RECORDS FOR THE EXERCISE →
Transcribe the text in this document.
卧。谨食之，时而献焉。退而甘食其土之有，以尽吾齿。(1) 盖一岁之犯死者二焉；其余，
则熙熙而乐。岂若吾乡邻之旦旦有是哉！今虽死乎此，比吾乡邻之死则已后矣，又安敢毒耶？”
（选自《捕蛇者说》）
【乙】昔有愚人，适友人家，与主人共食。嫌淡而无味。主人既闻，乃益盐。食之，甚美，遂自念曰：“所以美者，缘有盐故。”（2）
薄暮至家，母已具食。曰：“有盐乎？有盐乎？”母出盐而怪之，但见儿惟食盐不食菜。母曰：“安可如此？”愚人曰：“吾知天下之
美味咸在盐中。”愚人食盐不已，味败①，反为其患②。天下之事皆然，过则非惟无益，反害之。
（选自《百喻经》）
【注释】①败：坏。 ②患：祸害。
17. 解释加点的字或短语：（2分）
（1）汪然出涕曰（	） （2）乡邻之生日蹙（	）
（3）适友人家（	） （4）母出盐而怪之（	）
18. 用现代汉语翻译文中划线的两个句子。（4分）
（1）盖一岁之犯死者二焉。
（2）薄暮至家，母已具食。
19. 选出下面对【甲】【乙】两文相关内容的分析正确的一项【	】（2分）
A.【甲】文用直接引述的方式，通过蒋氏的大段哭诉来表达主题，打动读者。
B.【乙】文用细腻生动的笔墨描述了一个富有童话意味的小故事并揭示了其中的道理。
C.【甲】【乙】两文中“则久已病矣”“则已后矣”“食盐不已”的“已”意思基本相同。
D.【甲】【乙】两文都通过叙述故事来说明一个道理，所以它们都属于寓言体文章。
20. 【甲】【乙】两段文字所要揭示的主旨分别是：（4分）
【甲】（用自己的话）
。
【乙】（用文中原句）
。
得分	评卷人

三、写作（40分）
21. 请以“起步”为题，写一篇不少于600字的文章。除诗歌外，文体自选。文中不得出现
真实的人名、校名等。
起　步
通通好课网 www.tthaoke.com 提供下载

PROBLEM REQUIREMENTS →
Return the material exactly as it stands.

TASK RESPONSE →
Transcribe the text in this document.
卧。谨食之，时而献焉。退而甘食其土之有，以尽吾齿。(1) 盖一岁之犯死者二焉；其余，
则熙熙而乐。岂若吾乡邻之旦旦有是哉！今虽死乎此，比吾乡邻之死则已后矣，又安敢毒耶？”
（选自《捕蛇者说》）
【乙】昔有愚人，适友人家，与主人共食。嫌淡而无味。主人既闻，乃益盐。食之，甚美，遂自念曰：“所以美者，缘有盐故。”（2）
薄暮至家，母已具食。曰：“有盐乎？有盐乎？”母出盐而怪之，但见儿惟食盐不食菜。母曰：“安可如此？”愚人曰：“吾知天下之
美味咸在盐中。”愚人食盐不已，味败①，反为其患②。天下之事皆然，过则非惟无益，反害之。
（选自《百喻经》）
【注释】①败：坏。 ②患：祸害。
17. 解释加点的字或短语：（2分）
（1）汪然出涕曰（	） （2）乡邻之生日蹙（	）
（3）适友人家（	） （4）母出盐而怪之（	）
18. 用现代汉语翻译文中划线的两个句子。（4分）
（1）盖一岁之犯死者二焉。
（2）薄暮至家，母已具食。
19. 选出下面对【甲】【乙】两文相关内容的分析正确的一项【	】（2分）
A.【甲】文用直接引述的方式，通过蒋氏的大段哭诉来表达主题，打动读者。
B.【乙】文用细腻生动的笔墨描述了一个富有童话意味的小故事并揭示了其中的道理。
C.【甲】【乙】两文中“则久已病矣”“则已后矣”“食盐不已”的“已”意思基本相同。
D.【甲】【乙】两文都通过叙述故事来说明一个道理，所以它们都属于寓言体文章。
20. 【甲】【乙】两段文字所要揭示的主旨分别是：（4分）
【甲】（用自己的话）
。
【乙】（用文中原句）
。
得分	评卷人

三、写作（40分）
21. 请以“起步”为题，写一篇不少于600字的文章。除诗歌外，文体自选。文中不得出现
真实的人名、校名等。
起　步
通通好课网 www.tthaoke.com 提供下载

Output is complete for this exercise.